- **YOUR GOAL**:
Return the records, each one exactly as written.

- **DATASET CONTENT**:
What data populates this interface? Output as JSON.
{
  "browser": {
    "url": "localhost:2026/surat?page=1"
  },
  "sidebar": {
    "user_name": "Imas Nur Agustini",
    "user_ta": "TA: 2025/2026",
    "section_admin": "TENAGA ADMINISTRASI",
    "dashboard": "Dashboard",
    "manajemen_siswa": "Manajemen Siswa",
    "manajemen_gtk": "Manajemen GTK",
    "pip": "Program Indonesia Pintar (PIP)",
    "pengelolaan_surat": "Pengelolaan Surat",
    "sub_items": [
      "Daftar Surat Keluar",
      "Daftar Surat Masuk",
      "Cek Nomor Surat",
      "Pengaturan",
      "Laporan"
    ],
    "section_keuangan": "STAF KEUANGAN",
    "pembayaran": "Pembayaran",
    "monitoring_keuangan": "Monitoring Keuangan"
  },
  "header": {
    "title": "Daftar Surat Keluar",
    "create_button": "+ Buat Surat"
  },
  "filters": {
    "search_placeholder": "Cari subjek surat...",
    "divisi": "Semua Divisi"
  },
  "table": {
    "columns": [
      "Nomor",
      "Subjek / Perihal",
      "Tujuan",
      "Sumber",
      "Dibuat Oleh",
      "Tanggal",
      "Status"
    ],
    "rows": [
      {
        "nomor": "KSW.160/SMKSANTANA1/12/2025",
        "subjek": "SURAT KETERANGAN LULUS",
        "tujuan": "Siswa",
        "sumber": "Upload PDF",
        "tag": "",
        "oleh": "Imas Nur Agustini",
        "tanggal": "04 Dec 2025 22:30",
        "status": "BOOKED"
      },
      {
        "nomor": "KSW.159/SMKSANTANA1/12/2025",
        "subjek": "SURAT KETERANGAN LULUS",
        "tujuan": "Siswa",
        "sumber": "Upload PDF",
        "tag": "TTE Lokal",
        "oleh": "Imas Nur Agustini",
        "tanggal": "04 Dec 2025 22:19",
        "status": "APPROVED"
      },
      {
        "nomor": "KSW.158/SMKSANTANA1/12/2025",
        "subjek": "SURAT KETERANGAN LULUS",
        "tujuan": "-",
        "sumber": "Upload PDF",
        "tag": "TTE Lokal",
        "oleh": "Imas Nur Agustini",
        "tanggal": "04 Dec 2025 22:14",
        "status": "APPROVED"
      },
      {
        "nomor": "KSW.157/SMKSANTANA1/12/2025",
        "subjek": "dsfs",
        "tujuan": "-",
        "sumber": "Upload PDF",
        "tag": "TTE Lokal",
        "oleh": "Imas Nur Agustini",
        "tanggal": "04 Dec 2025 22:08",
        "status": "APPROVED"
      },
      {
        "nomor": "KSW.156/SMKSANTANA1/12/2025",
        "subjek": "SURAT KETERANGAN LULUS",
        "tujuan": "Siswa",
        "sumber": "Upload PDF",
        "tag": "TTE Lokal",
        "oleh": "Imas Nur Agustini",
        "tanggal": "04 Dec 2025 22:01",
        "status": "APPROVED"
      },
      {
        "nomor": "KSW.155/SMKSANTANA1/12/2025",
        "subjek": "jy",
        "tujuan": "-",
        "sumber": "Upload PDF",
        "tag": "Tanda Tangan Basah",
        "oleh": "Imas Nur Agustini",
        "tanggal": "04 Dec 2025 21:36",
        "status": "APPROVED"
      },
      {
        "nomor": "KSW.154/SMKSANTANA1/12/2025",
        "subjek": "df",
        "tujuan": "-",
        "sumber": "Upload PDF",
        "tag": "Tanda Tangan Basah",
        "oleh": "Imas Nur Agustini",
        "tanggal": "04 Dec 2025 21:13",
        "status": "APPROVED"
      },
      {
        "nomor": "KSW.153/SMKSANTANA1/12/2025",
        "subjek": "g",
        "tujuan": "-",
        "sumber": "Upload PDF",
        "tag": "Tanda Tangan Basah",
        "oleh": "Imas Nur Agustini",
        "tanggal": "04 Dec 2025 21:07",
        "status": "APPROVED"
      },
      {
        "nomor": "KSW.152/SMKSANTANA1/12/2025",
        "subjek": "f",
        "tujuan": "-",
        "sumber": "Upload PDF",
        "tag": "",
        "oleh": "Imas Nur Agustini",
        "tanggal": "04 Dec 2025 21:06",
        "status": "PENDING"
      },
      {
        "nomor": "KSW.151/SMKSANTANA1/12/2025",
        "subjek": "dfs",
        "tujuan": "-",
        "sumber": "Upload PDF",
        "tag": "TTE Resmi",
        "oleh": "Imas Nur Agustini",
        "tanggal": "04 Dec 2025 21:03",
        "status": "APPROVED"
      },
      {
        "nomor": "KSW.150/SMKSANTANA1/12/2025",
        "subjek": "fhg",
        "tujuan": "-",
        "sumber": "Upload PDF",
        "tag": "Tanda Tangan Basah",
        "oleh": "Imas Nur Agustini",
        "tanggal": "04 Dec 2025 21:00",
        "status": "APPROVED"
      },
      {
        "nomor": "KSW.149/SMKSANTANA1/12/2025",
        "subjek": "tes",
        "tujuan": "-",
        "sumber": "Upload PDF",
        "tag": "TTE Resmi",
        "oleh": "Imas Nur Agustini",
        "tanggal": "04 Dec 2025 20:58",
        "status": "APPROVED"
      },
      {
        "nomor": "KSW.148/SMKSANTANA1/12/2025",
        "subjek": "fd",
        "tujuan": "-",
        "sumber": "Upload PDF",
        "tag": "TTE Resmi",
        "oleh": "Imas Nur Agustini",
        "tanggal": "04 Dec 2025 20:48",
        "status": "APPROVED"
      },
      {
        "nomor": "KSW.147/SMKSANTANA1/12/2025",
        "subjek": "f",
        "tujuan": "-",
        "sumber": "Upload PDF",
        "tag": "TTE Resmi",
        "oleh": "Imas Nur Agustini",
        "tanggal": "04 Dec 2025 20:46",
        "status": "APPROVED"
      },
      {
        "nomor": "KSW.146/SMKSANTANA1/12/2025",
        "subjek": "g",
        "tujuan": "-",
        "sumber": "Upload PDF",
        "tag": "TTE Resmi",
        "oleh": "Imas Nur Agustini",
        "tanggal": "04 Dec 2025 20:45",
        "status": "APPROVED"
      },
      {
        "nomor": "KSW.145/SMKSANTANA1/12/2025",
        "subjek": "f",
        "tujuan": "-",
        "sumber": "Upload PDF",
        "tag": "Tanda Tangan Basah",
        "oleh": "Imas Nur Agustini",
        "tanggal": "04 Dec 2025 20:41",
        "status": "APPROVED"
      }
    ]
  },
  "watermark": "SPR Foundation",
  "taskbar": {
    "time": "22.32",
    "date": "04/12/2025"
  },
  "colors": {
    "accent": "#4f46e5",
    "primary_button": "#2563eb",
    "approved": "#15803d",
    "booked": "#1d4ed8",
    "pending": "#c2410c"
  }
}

- **EXERCISE SOLUTION**:
What data populates this interface? Output as JSON.
{
  "browser": {
    "url": "localhost:2026/surat?page=1"
  },
  "sidebar": {
    "user_name": "Imas Nur Agustini",
    "user_ta": "TA: 2025/2026",
    "section_admin": "TENAGA ADMINISTRASI",
    "dashboard": "Dashboard",
    "manajemen_siswa": "Manajemen Siswa",
    "manajemen_gtk": "Manajemen GTK",
    "pip": "Program Indonesia Pintar (PIP)",
    "pengelolaan_surat": "Pengelolaan Surat",
    "sub_items": [
      "Daftar Surat Keluar",
      "Daftar Surat Masuk",
      "Cek Nomor Surat",
      "Pengaturan",
      "Laporan"
    ],
    "section_keuangan": "STAF KEUANGAN",
    "pembayaran": "Pembayaran",
    "monitoring_keuangan": "Monitoring Keuangan"
  },
  "header": {
    "title": "Daftar Surat Keluar",
    "create_button": "+ Buat Surat"
  },
  "filters": {
    "search_placeholder": "Cari subjek surat...",
    "divisi": "Semua Divisi"
  },
  "table": {
    "columns": [
      "Nomor",
      "Subjek / Perihal",
      "Tujuan",
      "Sumber",
      "Dibuat Oleh",
      "Tanggal",
      "Status"
    ],
    "rows": [
      {
        "nomor": "KSW.160/SMKSANTANA1/12/2025",
        "subjek": "SURAT KETERANGAN LULUS",
        "tujuan": "Siswa",
        "sumber": "Upload PDF",
        "tag": "",
        "oleh": "Imas Nur Agustini",
        "tanggal": "04 Dec 2025 22:30",
        "status": "BOOKED"
      },
      {
        "nomor": "KSW.159/SMKSANTANA1/12/2025",
        "subjek": "SURAT KETERANGAN LULUS",
        "tujuan": "Siswa",
        "sumber": "Upload PDF",
        "tag": "TTE Lokal",
        "oleh": "Imas Nur Agustini",
        "tanggal": "04 Dec 2025 22:19",
        "status": "APPROVED"
      },
      {
        "nomor": "KSW.158/SMKSANTANA1/12/2025",
        "subjek": "SURAT KETERANGAN LULUS",
        "tujuan": "-",
        "sumber": "Upload PDF",
        "tag": "TTE Lokal",
        "oleh": "Imas Nur Agustini",
        "tanggal": "04 Dec 2025 22:14",
        "status": "APPROVED"
      },
      {
        "nomor": "KSW.157/SMKSANTANA1/12/2025",
        "subjek": "dsfs",
        "tujuan": "-",
        "sumber": "Upload PDF",
        "tag": "TTE Lokal",
        "oleh": "Imas Nur Agustini",
        "tanggal": "04 Dec 2025 22:08",
        "status": "APPROVED"
      },
      {
        "nomor": "KSW.156/SMKSANTANA1/12/2025",
        "subjek": "SURAT KETERANGAN LULUS",
        "tujuan": "Siswa",
        "sumber": "Upload PDF",
        "tag": "TTE Lokal",
        "oleh": "Imas Nur Agustini",
        "tanggal": "04 Dec 2025 22:01",
        "status": "APPROVED"
      },
      {
        "nomor": "KSW.155/SMKSANTANA1/12/2025",
        "subjek": "jy",
        "tujuan": "-",
        "sumber": "Upload PDF",
        "tag": "Tanda Tangan Basah",
        "oleh": "Imas Nur Agustini",
        "tanggal": "04 Dec 2025 21:36",
        "status": "APPROVED"
      },
      {
        "nomor": "KSW.154/SMKSANTANA1/12/2025",
        "subjek": "df",
        "tujuan": "-",
        "sumber": "Upload PDF",
        "tag": "Tanda Tangan Basah",
        "oleh": "Imas Nur Agustini",
        "tanggal": "04 Dec 2025 21:13",
        "status": "APPROVED"
      },
      {
        "nomor": "KSW.153/SMKSANTANA1/12/2025",
        "subjek": "g",
        "tujuan": "-",
        "sumber": "Upload PDF",
        "tag": "Tanda Tangan Basah",
        "oleh": "Imas Nur Agustini",
        "tanggal": "04 Dec 2025 21:07",
        "status": "APPROVED"
      },
      {
        "nomor": "KSW.152/SMKSANTANA1/12/2025",
        "subjek": "f",
        "tujuan": "-",
        "sumber": "Upload PDF",
        "tag": "",
        "oleh": "Imas Nur Agustini",
        "tanggal": "04 Dec 2025 21:06",
        "status": "PENDING"
      },
      {
        "nomor": "KSW.151/SMKSANTANA1/12/2025",
        "subjek": "dfs",
        "tujuan": "-",
        "sumber": "Upload PDF",
        "tag": "TTE Resmi",
        "oleh": "Imas Nur Agustini",
        "tanggal": "04 Dec 2025 21:03",
        "status": "APPROVED"
      },
      {
        "nomor": "KSW.150/SMKSANTANA1/12/2025",
        "subjek": "fhg",
        "tujuan": "-",
        "sumber": "Upload PDF",
        "tag": "Tanda Tangan Basah",
        "oleh": "Imas Nur Agustini",
        "tanggal": "04 Dec 2025 21:00",
        "status": "APPROVED"
      },
      {
        "nomor": "KSW.149/SMKSANTANA1/12/2025",
        "subjek": "tes",
        "tujuan": "-",
        "sumber": "Upload PDF",
        "tag": "TTE Resmi",
        "oleh": "Imas Nur Agustini",
        "tanggal": "04 Dec 2025 20:58",
        "status": "APPROVED"
      },
      {
        "nomor": "KSW.148/SMKSANTANA1/12/2025",
        "subjek": "fd",
        "tujuan": "-",
        "sumber": "Upload PDF",
        "tag": "TTE Resmi",
        "oleh": "Imas Nur Agustini",
        "tanggal": "04 Dec 2025 20:48",
        "status": "APPROVED"
      },
      {
        "nomor": "KSW.147/SMKSANTANA1/12/2025",
        "subjek": "f",
        "tujuan": "-",
        "sumber": "Upload PDF",
        "tag": "TTE Resmi",
        "oleh": "Imas Nur Agustini",
        "tanggal": "04 Dec 2025 20:46",
        "status": "APPROVED"
      },
      {
        "nomor": "KSW.146/SMKSANTANA1/12/2025",
        "subjek": "g",
        "tujuan": "-",
        "sumber": "Upload PDF",
        "tag": "TTE Resmi",
        "oleh": "Imas Nur Agustini",
        "tanggal": "04 Dec 2025 20:45",
        "status": "APPROVED"
      },
      {
        "nomor": "KSW.145/SMKSANTANA1/12/2025",
        "subjek": "f",
        "tujuan": "-",
        "sumber": "Upload PDF",
        "tag": "Tanda Tangan Basah",
        "oleh": "Imas Nur Agustini",
        "tanggal": "04 Dec 2025 20:41",
        "status": "APPROVED"
      }
    ]
  },
  "watermark": "SPR Foundation",
  "taskbar": {
    "time": "22.32",
    "date": "04/12/2025"
  },
  "colors": {
    "accent": "#4f46e5",
    "primary_button": "#2563eb",
    "approved": "#15803d",
    "booked": "#1d4ed8",
    "pending": "#c2410c"
  }
}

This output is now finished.